**Task instructions**
Determine how many lines include the string "mean". Output that number only.

= = = = = = =

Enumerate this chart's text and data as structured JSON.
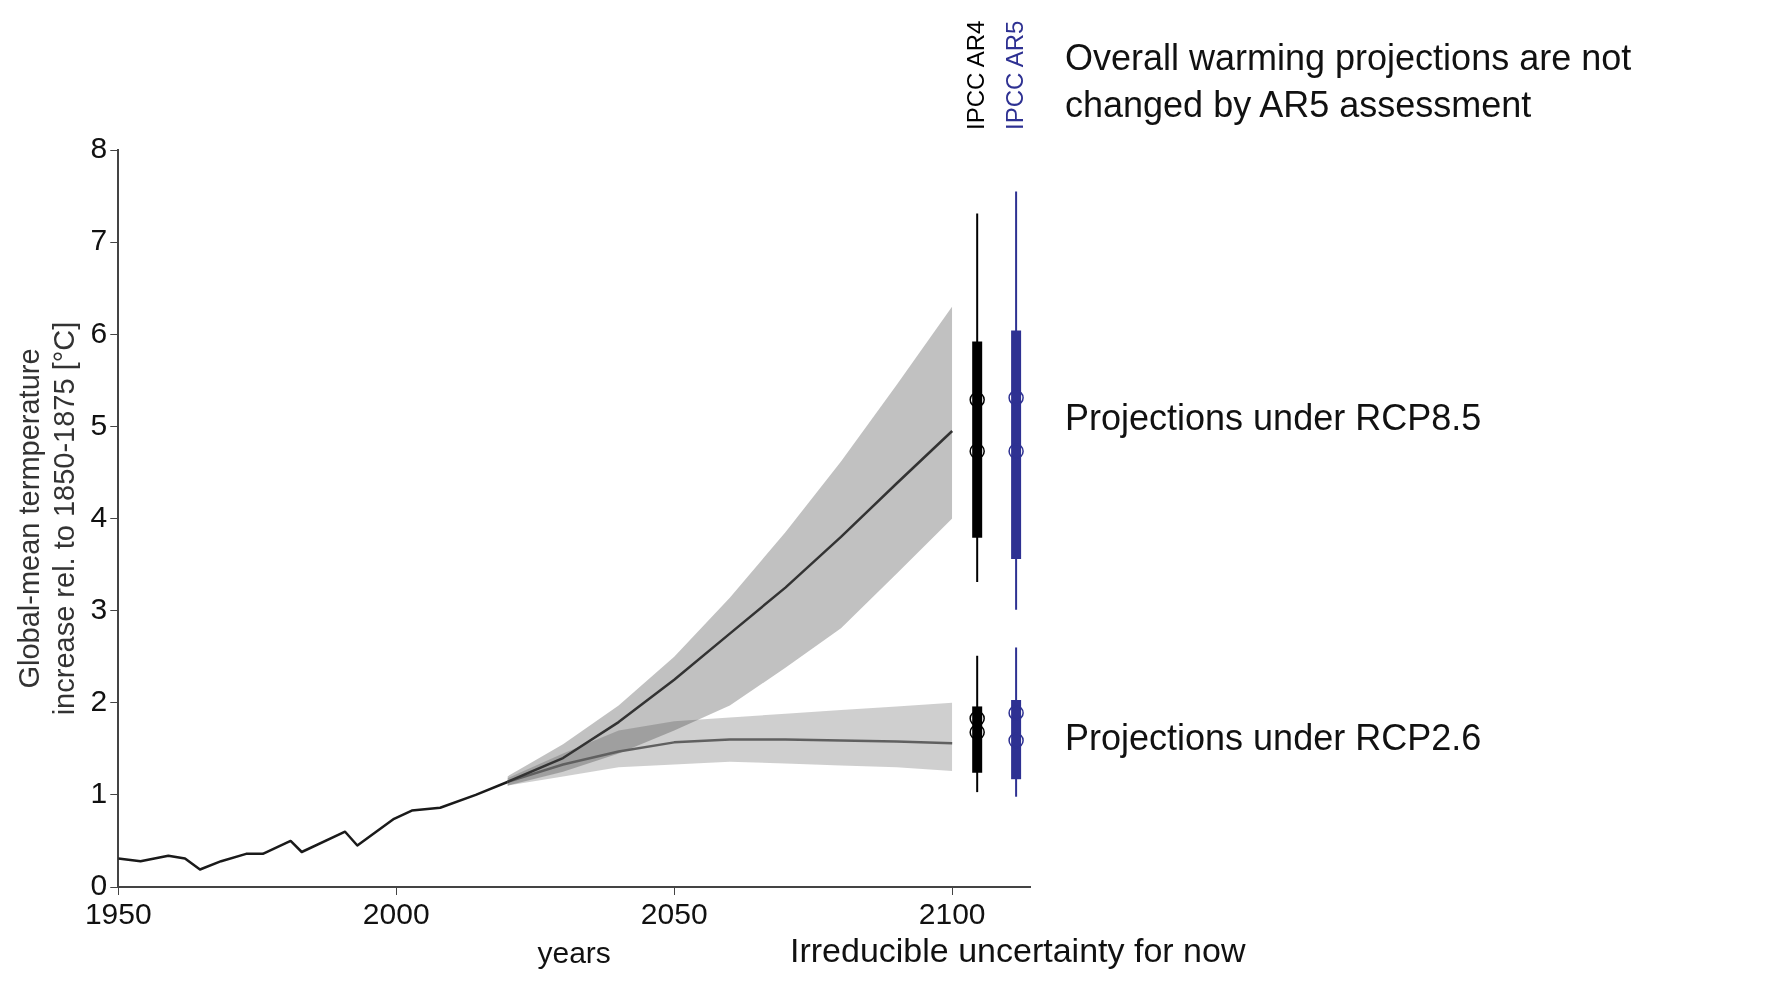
{
  "chart_data": {
    "type": "line",
    "xlabel": "years",
    "ylabel": "Global-mean termperature\nincrease rel. to 1850-1875 [°C]",
    "xlim": [
      1950,
      2114
    ],
    "xticks": [
      1950,
      2000,
      2050,
      2100
    ],
    "ylim": [
      0,
      8
    ],
    "yticks": [
      0,
      1,
      2,
      3,
      4,
      5,
      6,
      7,
      8
    ],
    "series": [
      {
        "color": "#1a1a1a",
        "x": [
          1950,
          1954,
          1959,
          1962,
          1964.7,
          1968.5,
          1973,
          1976,
          1981,
          1983,
          1990.8,
          1993,
          1999.6,
          2002.8,
          2007.9,
          2014.3,
          2020
        ],
        "values": [
          0.31,
          0.28,
          0.34,
          0.31,
          0.19,
          0.28,
          0.36,
          0.36,
          0.5,
          0.38,
          0.6,
          0.45,
          0.74,
          0.83,
          0.86,
          1.0,
          1.14
        ]
      },
      {
        "color": "#333333",
        "x": [
          2020,
          2030,
          2040,
          2050,
          2060,
          2070,
          2080,
          2090,
          2100
        ],
        "values": [
          1.14,
          1.4,
          1.79,
          2.25,
          2.75,
          3.25,
          3.8,
          4.38,
          4.95
        ],
        "lower": [
          1.1,
          1.25,
          1.45,
          1.7,
          1.97,
          2.38,
          2.81,
          3.4,
          4.0
        ],
        "upper": [
          1.2,
          1.55,
          1.97,
          2.5,
          3.14,
          3.85,
          4.62,
          5.45,
          6.3
        ]
      },
      {
        "color": "#606060",
        "x": [
          2020,
          2030,
          2040,
          2050,
          2060,
          2070,
          2080,
          2090,
          2100
        ],
        "values": [
          1.14,
          1.33,
          1.47,
          1.57,
          1.6,
          1.6,
          1.59,
          1.58,
          1.56
        ],
        "lower": [
          1.1,
          1.2,
          1.3,
          1.33,
          1.36,
          1.34,
          1.32,
          1.3,
          1.26
        ],
        "upper": [
          1.18,
          1.45,
          1.7,
          1.8,
          1.84,
          1.88,
          1.92,
          1.96,
          2.0
        ]
      },
      {
        "type": "box",
        "name": "IPCC AR4",
        "color": "#000000",
        "x": [
          2104.5,
          2104.5
        ],
        "boxes": [
          {
            "low": 3.31,
            "q1": 3.79,
            "median": 4.73,
            "mean": 5.29,
            "q3": 5.92,
            "high": 7.31
          },
          {
            "low": 1.03,
            "q1": 1.24,
            "median": 1.68,
            "mean": 1.83,
            "q3": 1.96,
            "high": 2.51
          }
        ]
      },
      {
        "type": "box",
        "name": "IPCC AR5",
        "color": "#2e3192",
        "x": [
          2111.5,
          2111.5
        ],
        "boxes": [
          {
            "low": 3.01,
            "q1": 3.56,
            "median": 4.73,
            "mean": 5.31,
            "q3": 6.04,
            "high": 7.55
          },
          {
            "low": 0.98,
            "q1": 1.17,
            "median": 1.59,
            "mean": 1.89,
            "q3": 2.03,
            "high": 2.6
          }
        ]
      }
    ],
    "annotations": [
      "Overall warming projections are not changed by AR5 assessment",
      "Projections under RCP8.5",
      "Projections under RCP2.6",
      "Irreducible uncertainty for now"
    ]
  }
}
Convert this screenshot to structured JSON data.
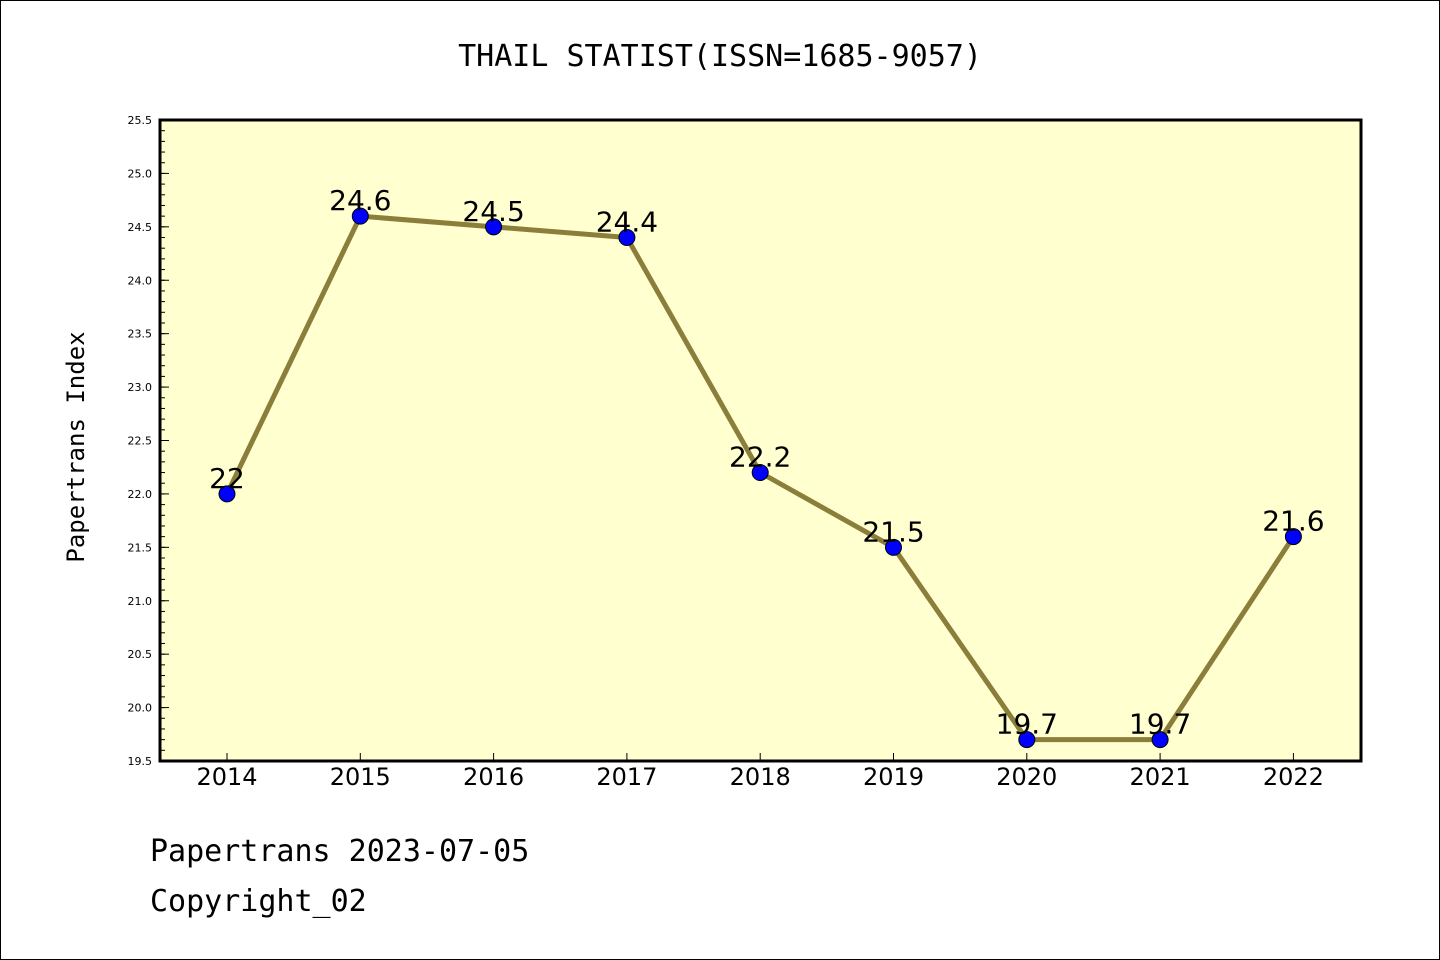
{
  "chart_data": {
    "type": "line",
    "title": "THAIL STATIST(ISSN=1685-9057)",
    "ylabel": "Papertrans Index",
    "xlabel": "",
    "categories": [
      "2014",
      "2015",
      "2016",
      "2017",
      "2018",
      "2019",
      "2020",
      "2021",
      "2022"
    ],
    "values": [
      22,
      24.6,
      24.5,
      24.4,
      22.2,
      21.5,
      19.7,
      19.7,
      21.6
    ],
    "data_labels": [
      "22",
      "24.6",
      "24.5",
      "24.4",
      "22.2",
      "21.5",
      "19.7",
      "19.7",
      "21.6"
    ],
    "ylim": [
      19.5,
      25.5
    ],
    "yticks": [
      "19.5",
      "20.0",
      "20.5",
      "21.0",
      "21.5",
      "22.0",
      "22.5",
      "23.0",
      "23.5",
      "24.0",
      "24.5",
      "25.0",
      "25.5"
    ],
    "grid": false,
    "legend": "none",
    "colors": {
      "line": "#8b7d3a",
      "marker": "#0000ff",
      "plot_background": "#ffffd0",
      "axes": "#000000"
    }
  },
  "footer": {
    "line1": "Papertrans 2023-07-05",
    "line2": "Copyright_02"
  }
}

= = = = = = =

**Solution for this exercise**
5